Task directions: Please output every line of the material as it stands, without the pictures.

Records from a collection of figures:
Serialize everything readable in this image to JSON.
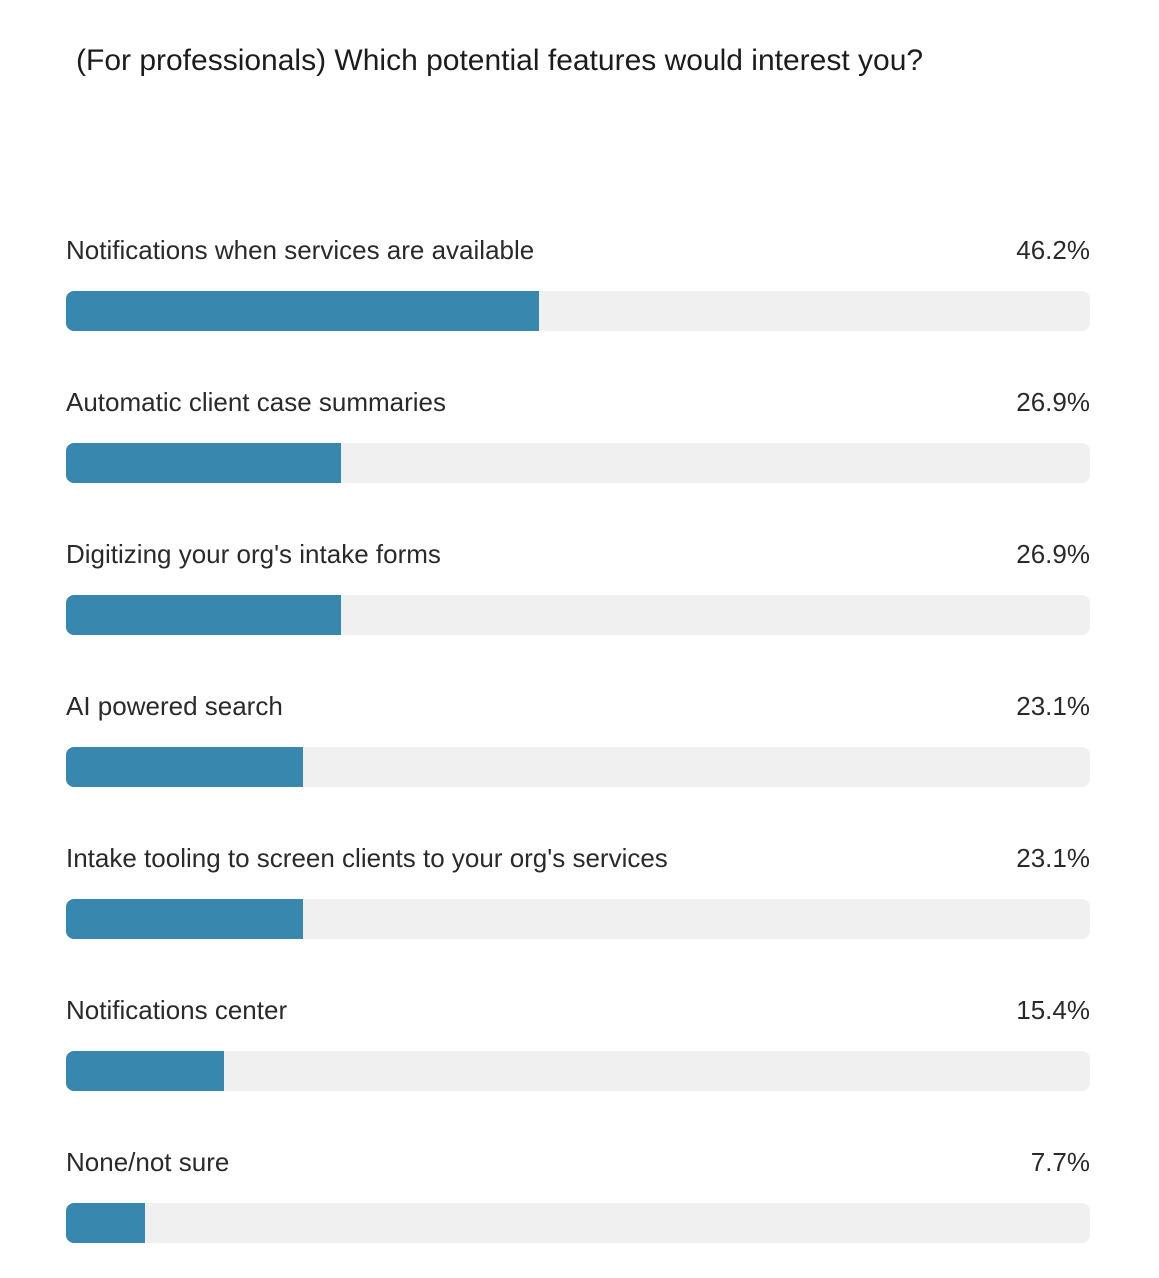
{
  "chart_data": {
    "type": "bar",
    "orientation": "horizontal",
    "title": "(For professionals) Which potential features would interest you?",
    "xlim": [
      0,
      100
    ],
    "grid": false,
    "bar_color": "#3887ae",
    "track_color": "#f0f0f0",
    "categories": [
      "Notifications when services are available",
      "Automatic client case summaries",
      "Digitizing your org's intake forms",
      "AI powered search",
      "Intake tooling to screen clients to your org's services",
      "Notifications center",
      "None/not sure"
    ],
    "values": [
      46.2,
      26.9,
      26.9,
      23.1,
      23.1,
      15.4,
      7.7
    ],
    "value_labels": [
      "46.2%",
      "26.9%",
      "26.9%",
      "23.1%",
      "23.1%",
      "15.4%",
      "7.7%"
    ]
  }
}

Solution to this task:
Serialize everything readable in this image to JSON.
{
  "chart_data": {
    "type": "bar",
    "orientation": "horizontal",
    "title": "(For professionals) Which potential features would interest you?",
    "xlim": [
      0,
      100
    ],
    "grid": false,
    "bar_color": "#3887ae",
    "track_color": "#f0f0f0",
    "categories": [
      "Notifications when services are available",
      "Automatic client case summaries",
      "Digitizing your org's intake forms",
      "AI powered search",
      "Intake tooling to screen clients to your org's services",
      "Notifications center",
      "None/not sure"
    ],
    "values": [
      46.2,
      26.9,
      26.9,
      23.1,
      23.1,
      15.4,
      7.7
    ],
    "value_labels": [
      "46.2%",
      "26.9%",
      "26.9%",
      "23.1%",
      "23.1%",
      "15.4%",
      "7.7%"
    ]
  }
}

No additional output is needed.